• **STORED DATA**:
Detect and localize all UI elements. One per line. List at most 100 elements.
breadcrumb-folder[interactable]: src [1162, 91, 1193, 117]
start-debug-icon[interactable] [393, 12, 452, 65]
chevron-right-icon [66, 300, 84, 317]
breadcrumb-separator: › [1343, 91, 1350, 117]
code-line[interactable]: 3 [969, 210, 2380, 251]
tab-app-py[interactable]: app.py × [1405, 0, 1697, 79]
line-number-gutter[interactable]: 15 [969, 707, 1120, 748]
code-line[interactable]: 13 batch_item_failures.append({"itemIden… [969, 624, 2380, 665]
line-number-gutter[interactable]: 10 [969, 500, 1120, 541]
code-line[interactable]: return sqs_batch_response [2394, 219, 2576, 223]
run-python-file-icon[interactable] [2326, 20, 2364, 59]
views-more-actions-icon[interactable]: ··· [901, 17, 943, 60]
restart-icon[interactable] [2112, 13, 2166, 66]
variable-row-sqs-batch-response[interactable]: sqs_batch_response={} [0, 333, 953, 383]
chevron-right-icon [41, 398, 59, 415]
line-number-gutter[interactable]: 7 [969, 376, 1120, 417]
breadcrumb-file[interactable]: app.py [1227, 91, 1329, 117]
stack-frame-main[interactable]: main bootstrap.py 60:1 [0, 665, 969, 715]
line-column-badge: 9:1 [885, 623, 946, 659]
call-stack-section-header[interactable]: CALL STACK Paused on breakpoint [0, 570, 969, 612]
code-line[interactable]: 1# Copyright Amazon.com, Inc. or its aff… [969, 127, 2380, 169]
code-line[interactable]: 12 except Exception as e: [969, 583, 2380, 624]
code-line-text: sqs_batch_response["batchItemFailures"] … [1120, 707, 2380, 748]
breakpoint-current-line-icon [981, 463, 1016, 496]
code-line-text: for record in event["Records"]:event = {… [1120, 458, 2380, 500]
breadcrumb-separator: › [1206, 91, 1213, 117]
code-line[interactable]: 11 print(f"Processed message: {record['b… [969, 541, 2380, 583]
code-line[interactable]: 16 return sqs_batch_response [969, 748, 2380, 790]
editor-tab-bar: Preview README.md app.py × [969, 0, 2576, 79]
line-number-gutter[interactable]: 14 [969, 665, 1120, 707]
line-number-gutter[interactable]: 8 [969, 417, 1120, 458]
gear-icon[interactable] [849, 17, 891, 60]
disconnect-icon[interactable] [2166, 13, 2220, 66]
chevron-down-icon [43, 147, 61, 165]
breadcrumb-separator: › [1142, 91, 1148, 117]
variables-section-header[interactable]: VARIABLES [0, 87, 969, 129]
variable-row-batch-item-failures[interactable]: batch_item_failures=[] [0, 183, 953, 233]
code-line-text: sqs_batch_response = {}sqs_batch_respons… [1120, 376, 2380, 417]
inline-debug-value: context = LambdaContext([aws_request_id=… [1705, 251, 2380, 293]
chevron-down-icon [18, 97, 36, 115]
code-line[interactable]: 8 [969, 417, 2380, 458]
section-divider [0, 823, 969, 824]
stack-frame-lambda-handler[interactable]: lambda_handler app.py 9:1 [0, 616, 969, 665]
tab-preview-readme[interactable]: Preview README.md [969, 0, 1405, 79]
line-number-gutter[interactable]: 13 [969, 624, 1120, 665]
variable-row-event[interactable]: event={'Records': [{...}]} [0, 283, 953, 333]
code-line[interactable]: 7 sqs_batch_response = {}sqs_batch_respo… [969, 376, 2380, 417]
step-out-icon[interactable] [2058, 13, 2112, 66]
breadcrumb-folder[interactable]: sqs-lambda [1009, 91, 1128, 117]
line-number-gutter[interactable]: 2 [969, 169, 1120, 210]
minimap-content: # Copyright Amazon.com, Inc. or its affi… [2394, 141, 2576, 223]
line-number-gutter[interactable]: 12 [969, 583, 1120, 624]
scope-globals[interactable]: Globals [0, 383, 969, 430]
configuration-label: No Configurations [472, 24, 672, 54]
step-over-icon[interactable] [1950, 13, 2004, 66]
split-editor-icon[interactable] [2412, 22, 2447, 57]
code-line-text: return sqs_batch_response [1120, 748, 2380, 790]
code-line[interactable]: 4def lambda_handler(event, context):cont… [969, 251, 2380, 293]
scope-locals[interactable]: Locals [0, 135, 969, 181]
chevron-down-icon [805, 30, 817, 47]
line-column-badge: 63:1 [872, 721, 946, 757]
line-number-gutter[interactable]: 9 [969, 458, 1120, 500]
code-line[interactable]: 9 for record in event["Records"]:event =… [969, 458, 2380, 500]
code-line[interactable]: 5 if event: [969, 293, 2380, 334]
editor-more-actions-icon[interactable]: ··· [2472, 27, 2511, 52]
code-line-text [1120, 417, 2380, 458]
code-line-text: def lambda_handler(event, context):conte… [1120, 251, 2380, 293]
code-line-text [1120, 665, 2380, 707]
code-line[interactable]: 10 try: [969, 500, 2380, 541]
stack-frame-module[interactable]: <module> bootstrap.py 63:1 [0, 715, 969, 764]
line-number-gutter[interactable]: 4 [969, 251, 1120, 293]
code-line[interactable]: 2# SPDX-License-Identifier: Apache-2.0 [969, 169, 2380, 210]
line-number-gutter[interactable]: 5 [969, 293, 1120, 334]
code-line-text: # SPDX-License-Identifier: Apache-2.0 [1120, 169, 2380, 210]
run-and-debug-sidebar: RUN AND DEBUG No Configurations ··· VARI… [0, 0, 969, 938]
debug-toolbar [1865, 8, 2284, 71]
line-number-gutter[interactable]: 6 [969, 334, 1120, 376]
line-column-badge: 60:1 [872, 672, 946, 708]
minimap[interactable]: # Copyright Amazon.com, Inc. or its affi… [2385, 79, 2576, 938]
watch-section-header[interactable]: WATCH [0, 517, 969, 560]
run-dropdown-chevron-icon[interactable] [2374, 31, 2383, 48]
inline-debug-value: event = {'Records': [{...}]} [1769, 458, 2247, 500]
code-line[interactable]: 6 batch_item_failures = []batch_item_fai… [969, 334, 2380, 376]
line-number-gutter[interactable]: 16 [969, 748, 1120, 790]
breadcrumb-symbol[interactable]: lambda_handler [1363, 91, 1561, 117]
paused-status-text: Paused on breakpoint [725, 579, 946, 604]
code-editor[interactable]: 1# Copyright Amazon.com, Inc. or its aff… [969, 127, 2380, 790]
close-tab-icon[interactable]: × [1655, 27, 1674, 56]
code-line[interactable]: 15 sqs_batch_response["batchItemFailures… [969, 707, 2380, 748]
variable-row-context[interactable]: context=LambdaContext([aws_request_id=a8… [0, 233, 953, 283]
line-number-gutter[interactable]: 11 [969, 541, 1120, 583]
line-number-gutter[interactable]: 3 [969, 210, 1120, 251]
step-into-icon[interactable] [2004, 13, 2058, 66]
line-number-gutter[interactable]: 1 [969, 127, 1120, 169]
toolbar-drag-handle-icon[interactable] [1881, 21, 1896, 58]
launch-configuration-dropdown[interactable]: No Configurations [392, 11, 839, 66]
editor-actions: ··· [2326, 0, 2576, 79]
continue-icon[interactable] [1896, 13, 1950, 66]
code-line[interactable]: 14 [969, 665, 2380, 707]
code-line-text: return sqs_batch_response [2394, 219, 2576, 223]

• **JOB**: Copy out, word for word, the lines above from the very first one through the line containing "line-number-gutter[interactable]: 10 [969, 500, 1120, 541]", including both ends.

• **TASK SOLUTION**:
Detect and localize all UI elements. One per line. List at most 100 elements.
breadcrumb-folder[interactable]: src [1162, 91, 1193, 117]
start-debug-icon[interactable] [393, 12, 452, 65]
chevron-right-icon [66, 300, 84, 317]
breadcrumb-separator: › [1343, 91, 1350, 117]
code-line[interactable]: 3 [969, 210, 2380, 251]
tab-app-py[interactable]: app.py × [1405, 0, 1697, 79]
line-number-gutter[interactable]: 15 [969, 707, 1120, 748]
code-line[interactable]: 13 batch_item_failures.append({"itemIden… [969, 624, 2380, 665]
line-number-gutter[interactable]: 10 [969, 500, 1120, 541]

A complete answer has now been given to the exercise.